Data listing -
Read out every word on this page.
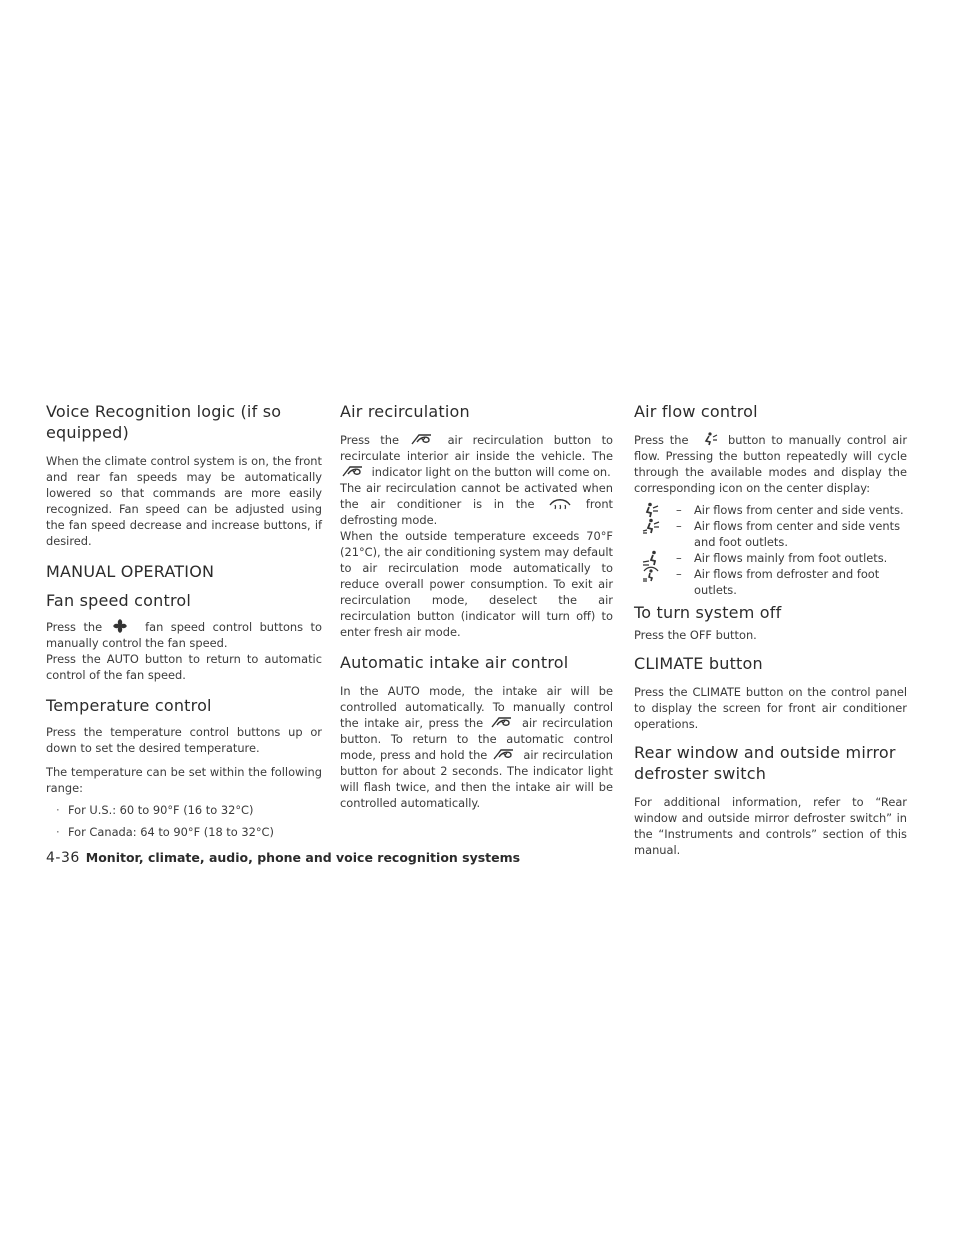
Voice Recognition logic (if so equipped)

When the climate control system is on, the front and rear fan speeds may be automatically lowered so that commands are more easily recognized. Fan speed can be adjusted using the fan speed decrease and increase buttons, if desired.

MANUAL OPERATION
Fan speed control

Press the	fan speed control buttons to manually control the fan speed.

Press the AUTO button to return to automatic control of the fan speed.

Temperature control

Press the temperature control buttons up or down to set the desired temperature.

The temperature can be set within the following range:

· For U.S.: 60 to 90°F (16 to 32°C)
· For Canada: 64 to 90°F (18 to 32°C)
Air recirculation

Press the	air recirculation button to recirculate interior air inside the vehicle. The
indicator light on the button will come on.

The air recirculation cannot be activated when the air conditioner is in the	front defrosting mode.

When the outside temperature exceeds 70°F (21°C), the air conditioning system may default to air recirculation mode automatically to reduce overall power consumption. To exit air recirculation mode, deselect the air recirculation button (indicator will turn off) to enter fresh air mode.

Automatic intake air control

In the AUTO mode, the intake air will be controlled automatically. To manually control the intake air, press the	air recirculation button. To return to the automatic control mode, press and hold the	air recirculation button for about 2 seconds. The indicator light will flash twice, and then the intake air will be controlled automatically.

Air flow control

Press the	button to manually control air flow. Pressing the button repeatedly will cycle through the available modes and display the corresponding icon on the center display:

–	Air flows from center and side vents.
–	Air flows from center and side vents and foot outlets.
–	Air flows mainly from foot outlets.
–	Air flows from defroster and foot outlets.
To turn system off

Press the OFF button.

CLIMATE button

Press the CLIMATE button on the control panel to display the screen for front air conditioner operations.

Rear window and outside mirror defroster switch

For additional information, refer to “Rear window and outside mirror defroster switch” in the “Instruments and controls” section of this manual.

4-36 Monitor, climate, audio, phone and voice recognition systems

---

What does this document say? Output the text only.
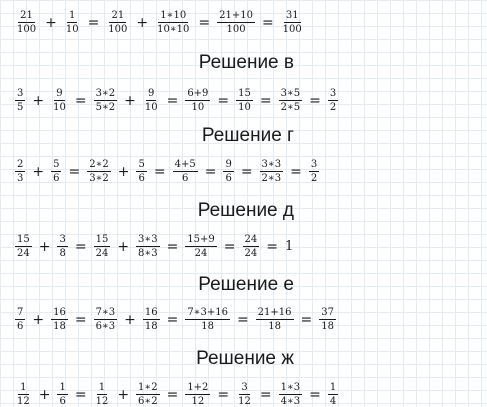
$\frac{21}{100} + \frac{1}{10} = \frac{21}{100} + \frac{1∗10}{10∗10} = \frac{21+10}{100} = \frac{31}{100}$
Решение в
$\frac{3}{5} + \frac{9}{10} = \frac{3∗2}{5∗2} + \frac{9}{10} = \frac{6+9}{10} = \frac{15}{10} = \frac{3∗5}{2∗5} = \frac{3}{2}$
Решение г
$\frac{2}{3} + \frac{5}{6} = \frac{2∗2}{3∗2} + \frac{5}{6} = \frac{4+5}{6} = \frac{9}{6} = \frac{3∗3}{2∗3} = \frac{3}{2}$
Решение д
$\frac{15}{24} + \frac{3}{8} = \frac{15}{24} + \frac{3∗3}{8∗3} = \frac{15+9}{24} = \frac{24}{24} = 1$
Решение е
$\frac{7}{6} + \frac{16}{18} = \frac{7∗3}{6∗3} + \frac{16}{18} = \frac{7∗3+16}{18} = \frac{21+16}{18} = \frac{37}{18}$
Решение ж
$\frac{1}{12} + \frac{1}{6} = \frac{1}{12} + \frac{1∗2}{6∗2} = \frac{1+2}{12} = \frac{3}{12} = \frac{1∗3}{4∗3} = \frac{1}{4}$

* * *

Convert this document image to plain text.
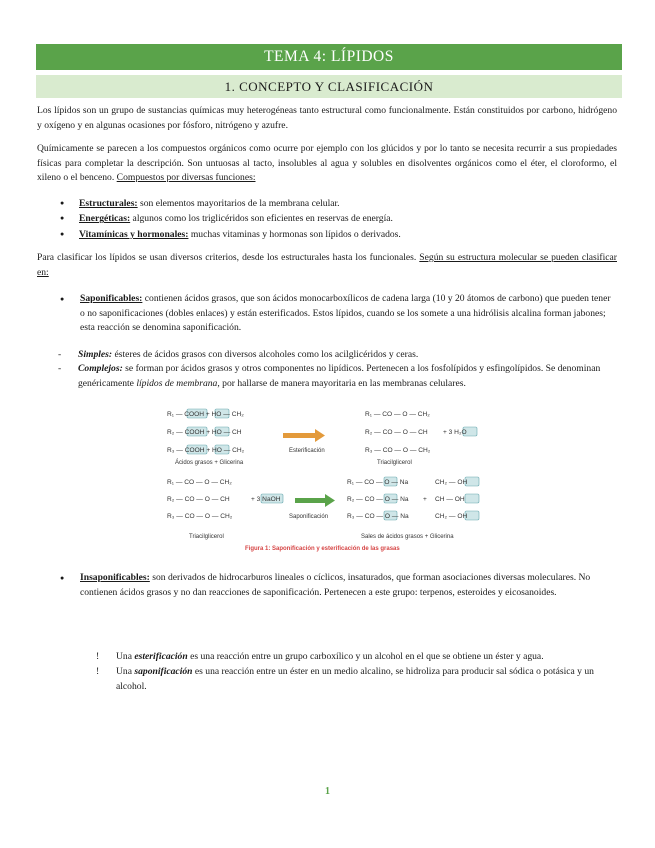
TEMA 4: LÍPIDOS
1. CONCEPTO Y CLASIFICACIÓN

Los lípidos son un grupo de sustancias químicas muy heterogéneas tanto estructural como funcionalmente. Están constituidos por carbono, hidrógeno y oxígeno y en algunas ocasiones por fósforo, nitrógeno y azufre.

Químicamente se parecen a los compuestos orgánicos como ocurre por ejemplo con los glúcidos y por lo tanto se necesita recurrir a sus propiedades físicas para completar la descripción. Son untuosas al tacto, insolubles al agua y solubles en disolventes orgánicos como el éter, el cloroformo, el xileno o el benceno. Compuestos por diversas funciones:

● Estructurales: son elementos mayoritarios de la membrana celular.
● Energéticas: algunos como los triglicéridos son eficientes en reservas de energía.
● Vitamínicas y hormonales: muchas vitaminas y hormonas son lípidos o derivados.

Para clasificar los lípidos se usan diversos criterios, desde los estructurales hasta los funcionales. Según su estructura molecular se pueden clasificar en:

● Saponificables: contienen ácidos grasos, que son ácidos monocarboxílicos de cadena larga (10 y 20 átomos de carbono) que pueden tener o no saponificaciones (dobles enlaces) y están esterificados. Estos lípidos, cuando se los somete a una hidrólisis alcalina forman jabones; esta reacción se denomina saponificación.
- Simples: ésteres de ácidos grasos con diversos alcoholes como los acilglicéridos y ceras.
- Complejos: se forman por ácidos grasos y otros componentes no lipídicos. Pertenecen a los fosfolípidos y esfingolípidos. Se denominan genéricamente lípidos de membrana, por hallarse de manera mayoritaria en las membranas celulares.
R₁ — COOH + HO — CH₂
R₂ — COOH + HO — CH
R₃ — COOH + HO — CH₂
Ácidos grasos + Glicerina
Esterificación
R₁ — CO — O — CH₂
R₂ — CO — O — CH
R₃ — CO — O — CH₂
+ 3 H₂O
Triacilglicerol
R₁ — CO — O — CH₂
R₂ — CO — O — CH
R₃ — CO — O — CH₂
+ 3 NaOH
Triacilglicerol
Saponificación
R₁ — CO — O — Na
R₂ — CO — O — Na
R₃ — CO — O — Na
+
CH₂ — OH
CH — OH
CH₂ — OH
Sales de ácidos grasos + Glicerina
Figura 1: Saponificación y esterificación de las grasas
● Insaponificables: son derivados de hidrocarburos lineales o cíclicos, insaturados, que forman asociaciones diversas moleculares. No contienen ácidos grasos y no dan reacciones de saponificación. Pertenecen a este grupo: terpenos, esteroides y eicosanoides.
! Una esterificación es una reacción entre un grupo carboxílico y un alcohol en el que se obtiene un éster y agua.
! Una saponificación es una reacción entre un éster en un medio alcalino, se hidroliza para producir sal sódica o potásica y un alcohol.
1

What the task requires - Check every line in the material above for the string "document", then give only the number of lines that have it.

Result for this task - 2